Exercise task: Repeat the material verbatim and drop the pictures.

Entries supplied:
──────

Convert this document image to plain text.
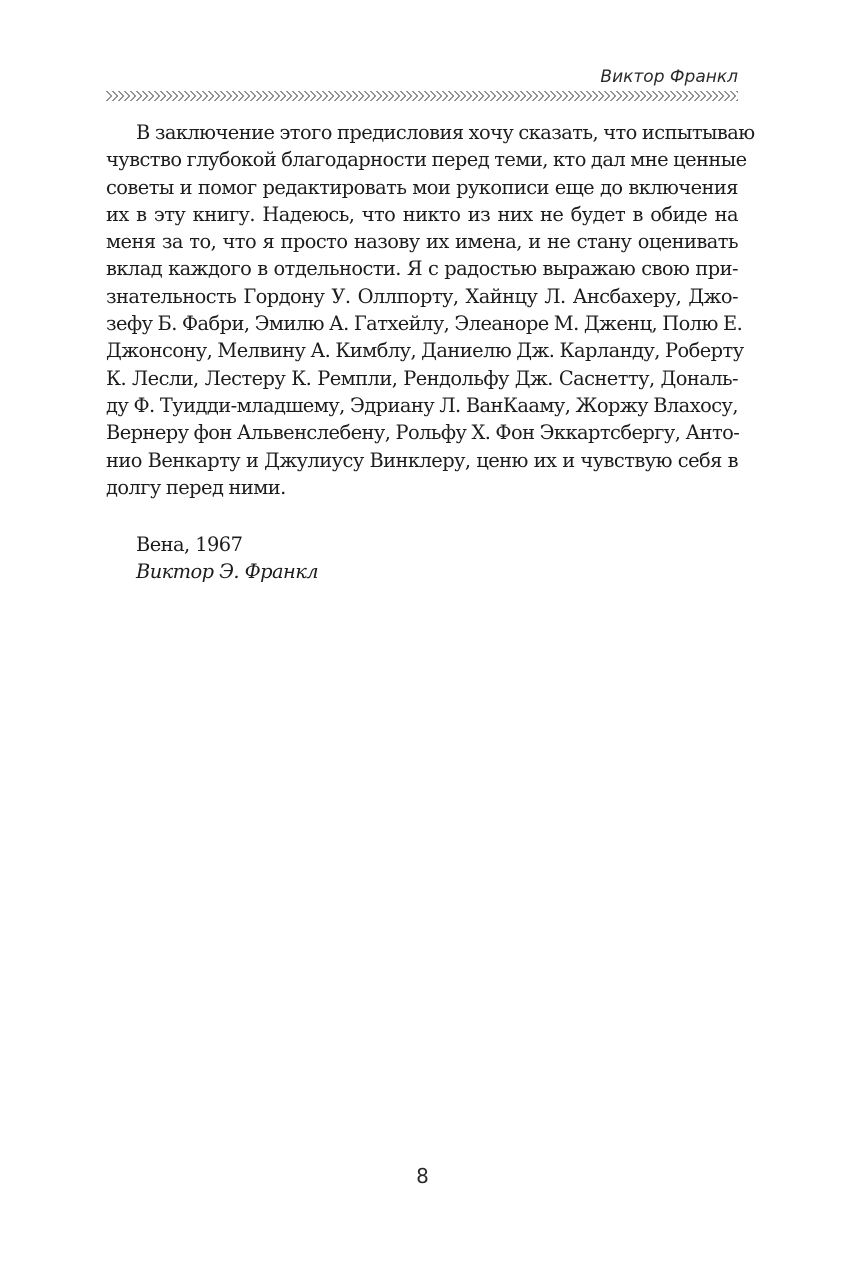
Виктор Франкл
В заключение этого предисловия хочу сказать, что испытываю
чувство глубокой благодарности перед теми, кто дал мне ценные
советы и помог редактировать мои рукописи еще до включения
их в эту книгу. Надеюсь, что никто из них не будет в обиде на
меня за то, что я просто назову их имена, и не стану оценивать
вклад каждого в отдельности. Я с радостью выражаю свою при-
знательность Гордону У. Оллпорту, Хайнцу Л. Ансбахеру, Джо-
зефу Б. Фабри, Эмилю А. Гатхейлу, Элеаноре М. Дженц, Полю Е.
Джонсону, Мелвину А. Кимблу, Даниелю Дж. Карланду, Роберту
К. Лесли, Лестеру К. Ремпли, Рендольфу Дж. Саснетту, Дональ-
ду Ф. Туидди-младшему, Эдриану Л. ВанКааму, Жоржу Влахосу,
Вернеру фон Альвенслебену, Рольфу Х. Фон Эккартсбергу, Анто-
нио Венкарту и Джулиусу Винклеру, ценю их и чувствую себя в
долгу перед ними.
Вена, 1967
Виктор Э. Франкл
8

──────

Solution:
Convert this document image to plain text.
Виктор Франкл
В заключение этого предисловия хочу сказать, что испытываю
чувство глубокой благодарности перед теми, кто дал мне ценные
советы и помог редактировать мои рукописи еще до включения
их в эту книгу. Надеюсь, что никто из них не будет в обиде на
меня за то, что я просто назову их имена, и не стану оценивать
вклад каждого в отдельности. Я с радостью выражаю свою при-
знательность Гордону У. Оллпорту, Хайнцу Л. Ансбахеру, Джо-
зефу Б. Фабри, Эмилю А. Гатхейлу, Элеаноре М. Дженц, Полю Е.
Джонсону, Мелвину А. Кимблу, Даниелю Дж. Карланду, Роберту
К. Лесли, Лестеру К. Ремпли, Рендольфу Дж. Саснетту, Дональ-
ду Ф. Туидди-младшему, Эдриану Л. ВанКааму, Жоржу Влахосу,
Вернеру фон Альвенслебену, Рольфу Х. Фон Эккартсбергу, Анто-
нио Венкарту и Джулиусу Винклеру, ценю их и чувствую себя в
долгу перед ними.
Вена, 1967
Виктор Э. Франкл
8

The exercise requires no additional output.